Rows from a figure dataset
_ _ _ _ _

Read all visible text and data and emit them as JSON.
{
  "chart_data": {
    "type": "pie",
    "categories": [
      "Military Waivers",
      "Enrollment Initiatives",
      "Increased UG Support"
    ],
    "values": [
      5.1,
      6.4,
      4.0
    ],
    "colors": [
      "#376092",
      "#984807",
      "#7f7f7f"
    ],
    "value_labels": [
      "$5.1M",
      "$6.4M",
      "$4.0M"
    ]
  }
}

_ _ _ _ _

Written request:
Return every entry verbatim.

Expected answer:
Read all visible text and data and emit them as JSON.
{
  "chart_data": {
    "type": "pie",
    "categories": [
      "Military Waivers",
      "Enrollment Initiatives",
      "Increased UG Support"
    ],
    "values": [
      5.1,
      6.4,
      4.0
    ],
    "colors": [
      "#376092",
      "#984807",
      "#7f7f7f"
    ],
    "value_labels": [
      "$5.1M",
      "$6.4M",
      "$4.0M"
    ]
  }
}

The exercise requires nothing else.